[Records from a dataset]
'''

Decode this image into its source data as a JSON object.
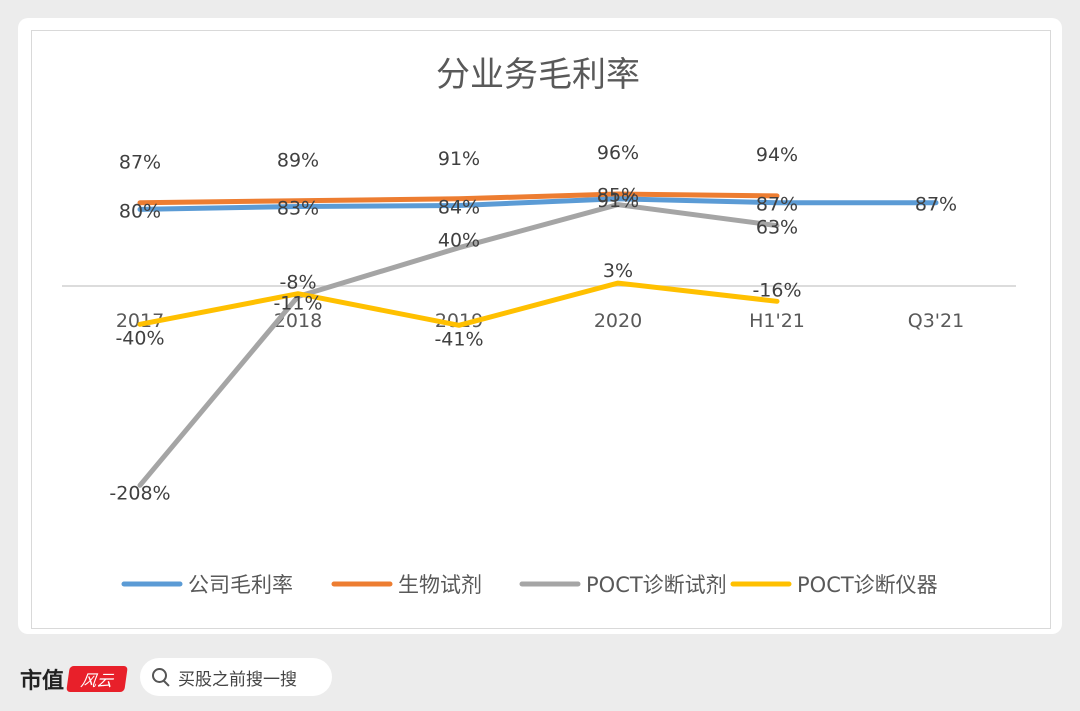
{
  "chart_data": {
    "type": "line",
    "title": "分业务毛利率",
    "categories": [
      "2017",
      "2018",
      "2019",
      "2020",
      "H1'21",
      "Q3'21"
    ],
    "ylim": [
      -220,
      110
    ],
    "grid": false,
    "legend_position": "bottom",
    "series": [
      {
        "name": "公司毛利率",
        "color": "#5b9bd5",
        "values": [
          80,
          83,
          84,
          91,
          87,
          87
        ],
        "labels": [
          "80%",
          "83%",
          "84%",
          "91%",
          "87%",
          "87%"
        ]
      },
      {
        "name": "生物试剂",
        "color": "#ed7d31",
        "values": [
          87,
          89,
          91,
          96,
          94,
          null
        ],
        "labels": [
          "87%",
          "89%",
          "91%",
          "96%",
          "94%",
          ""
        ]
      },
      {
        "name": "POCT诊断试剂",
        "color": "#a5a5a5",
        "values": [
          -208,
          -11,
          40,
          85,
          63,
          null
        ],
        "labels": [
          "-208%",
          "-11%",
          "40%",
          "85%",
          "63%",
          ""
        ]
      },
      {
        "name": "POCT诊断仪器",
        "color": "#ffc000",
        "values": [
          -40,
          -8,
          -41,
          3,
          -16,
          null
        ],
        "labels": [
          "-40%",
          "-8%",
          "-41%",
          "3%",
          "-16%",
          ""
        ]
      }
    ]
  },
  "footer": {
    "brand": "市值",
    "brand_seal": "风云",
    "search_text": "买股之前搜一搜"
  }
}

'''

Omit the pictures, and quote the material above exactly as given.

Decode this image into its source data as a JSON object.
{
  "chart_data": {
    "type": "line",
    "title": "分业务毛利率",
    "categories": [
      "2017",
      "2018",
      "2019",
      "2020",
      "H1'21",
      "Q3'21"
    ],
    "ylim": [
      -220,
      110
    ],
    "grid": false,
    "legend_position": "bottom",
    "series": [
      {
        "name": "公司毛利率",
        "color": "#5b9bd5",
        "values": [
          80,
          83,
          84,
          91,
          87,
          87
        ],
        "labels": [
          "80%",
          "83%",
          "84%",
          "91%",
          "87%",
          "87%"
        ]
      },
      {
        "name": "生物试剂",
        "color": "#ed7d31",
        "values": [
          87,
          89,
          91,
          96,
          94,
          null
        ],
        "labels": [
          "87%",
          "89%",
          "91%",
          "96%",
          "94%",
          ""
        ]
      },
      {
        "name": "POCT诊断试剂",
        "color": "#a5a5a5",
        "values": [
          -208,
          -11,
          40,
          85,
          63,
          null
        ],
        "labels": [
          "-208%",
          "-11%",
          "40%",
          "85%",
          "63%",
          ""
        ]
      },
      {
        "name": "POCT诊断仪器",
        "color": "#ffc000",
        "values": [
          -40,
          -8,
          -41,
          3,
          -16,
          null
        ],
        "labels": [
          "-40%",
          "-8%",
          "-41%",
          "3%",
          "-16%",
          ""
        ]
      }
    ]
  },
  "footer": {
    "brand": "市值",
    "brand_seal": "风云",
    "search_text": "买股之前搜一搜"
  }
}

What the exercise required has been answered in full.